Every entry needs to be printed exactly, please.
-- Start --
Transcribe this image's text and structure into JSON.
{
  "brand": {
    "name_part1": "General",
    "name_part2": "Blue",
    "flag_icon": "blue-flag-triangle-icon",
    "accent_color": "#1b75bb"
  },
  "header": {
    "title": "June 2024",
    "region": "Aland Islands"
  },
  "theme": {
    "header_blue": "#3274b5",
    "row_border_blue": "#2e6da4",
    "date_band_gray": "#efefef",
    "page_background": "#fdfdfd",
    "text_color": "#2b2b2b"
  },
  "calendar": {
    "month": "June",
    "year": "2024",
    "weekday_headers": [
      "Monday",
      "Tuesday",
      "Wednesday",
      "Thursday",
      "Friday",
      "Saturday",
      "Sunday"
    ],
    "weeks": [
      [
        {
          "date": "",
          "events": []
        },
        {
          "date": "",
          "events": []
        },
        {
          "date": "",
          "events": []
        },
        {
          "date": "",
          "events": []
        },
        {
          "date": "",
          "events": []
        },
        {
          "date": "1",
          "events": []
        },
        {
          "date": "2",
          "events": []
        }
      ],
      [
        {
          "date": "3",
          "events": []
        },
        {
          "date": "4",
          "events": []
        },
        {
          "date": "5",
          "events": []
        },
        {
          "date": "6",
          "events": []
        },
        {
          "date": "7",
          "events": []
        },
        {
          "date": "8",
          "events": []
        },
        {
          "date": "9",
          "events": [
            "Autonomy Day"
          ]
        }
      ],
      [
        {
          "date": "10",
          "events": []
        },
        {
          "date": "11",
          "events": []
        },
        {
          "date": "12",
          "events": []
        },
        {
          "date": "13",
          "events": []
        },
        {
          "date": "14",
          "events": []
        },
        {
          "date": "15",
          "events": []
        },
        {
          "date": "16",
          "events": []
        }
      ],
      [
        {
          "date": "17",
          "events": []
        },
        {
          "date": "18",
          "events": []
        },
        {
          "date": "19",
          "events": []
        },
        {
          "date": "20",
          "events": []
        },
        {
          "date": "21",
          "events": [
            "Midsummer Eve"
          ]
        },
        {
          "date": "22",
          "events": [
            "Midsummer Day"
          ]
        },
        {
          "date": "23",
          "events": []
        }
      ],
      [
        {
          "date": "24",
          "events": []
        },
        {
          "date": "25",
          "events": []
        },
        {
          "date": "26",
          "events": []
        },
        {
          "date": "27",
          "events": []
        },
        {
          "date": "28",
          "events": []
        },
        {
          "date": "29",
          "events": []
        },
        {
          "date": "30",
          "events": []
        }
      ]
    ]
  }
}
-- End --
| FINAL ANSWER |
Transcribe this image's text and structure into JSON.
{
  "brand": {
    "name_part1": "General",
    "name_part2": "Blue",
    "flag_icon": "blue-flag-triangle-icon",
    "accent_color": "#1b75bb"
  },
  "header": {
    "title": "June 2024",
    "region": "Aland Islands"
  },
  "theme": {
    "header_blue": "#3274b5",
    "row_border_blue": "#2e6da4",
    "date_band_gray": "#efefef",
    "page_background": "#fdfdfd",
    "text_color": "#2b2b2b"
  },
  "calendar": {
    "month": "June",
    "year": "2024",
    "weekday_headers": [
      "Monday",
      "Tuesday",
      "Wednesday",
      "Thursday",
      "Friday",
      "Saturday",
      "Sunday"
    ],
    "weeks": [
      [
        {
          "date": "",
          "events": []
        },
        {
          "date": "",
          "events": []
        },
        {
          "date": "",
          "events": []
        },
        {
          "date": "",
          "events": []
        },
        {
          "date": "",
          "events": []
        },
        {
          "date": "1",
          "events": []
        },
        {
          "date": "2",
          "events": []
        }
      ],
      [
        {
          "date": "3",
          "events": []
        },
        {
          "date": "4",
          "events": []
        },
        {
          "date": "5",
          "events": []
        },
        {
          "date": "6",
          "events": []
        },
        {
          "date": "7",
          "events": []
        },
        {
          "date": "8",
          "events": []
        },
        {
          "date": "9",
          "events": [
            "Autonomy Day"
          ]
        }
      ],
      [
        {
          "date": "10",
          "events": []
        },
        {
          "date": "11",
          "events": []
        },
        {
          "date": "12",
          "events": []
        },
        {
          "date": "13",
          "events": []
        },
        {
          "date": "14",
          "events": []
        },
        {
          "date": "15",
          "events": []
        },
        {
          "date": "16",
          "events": []
        }
      ],
      [
        {
          "date": "17",
          "events": []
        },
        {
          "date": "18",
          "events": []
        },
        {
          "date": "19",
          "events": []
        },
        {
          "date": "20",
          "events": []
        },
        {
          "date": "21",
          "events": [
            "Midsummer Eve"
          ]
        },
        {
          "date": "22",
          "events": [
            "Midsummer Day"
          ]
        },
        {
          "date": "23",
          "events": []
        }
      ],
      [
        {
          "date": "24",
          "events": []
        },
        {
          "date": "25",
          "events": []
        },
        {
          "date": "26",
          "events": []
        },
        {
          "date": "27",
          "events": []
        },
        {
          "date": "28",
          "events": []
        },
        {
          "date": "29",
          "events": []
        },
        {
          "date": "30",
          "events": []
        }
      ]
    ]
  }
}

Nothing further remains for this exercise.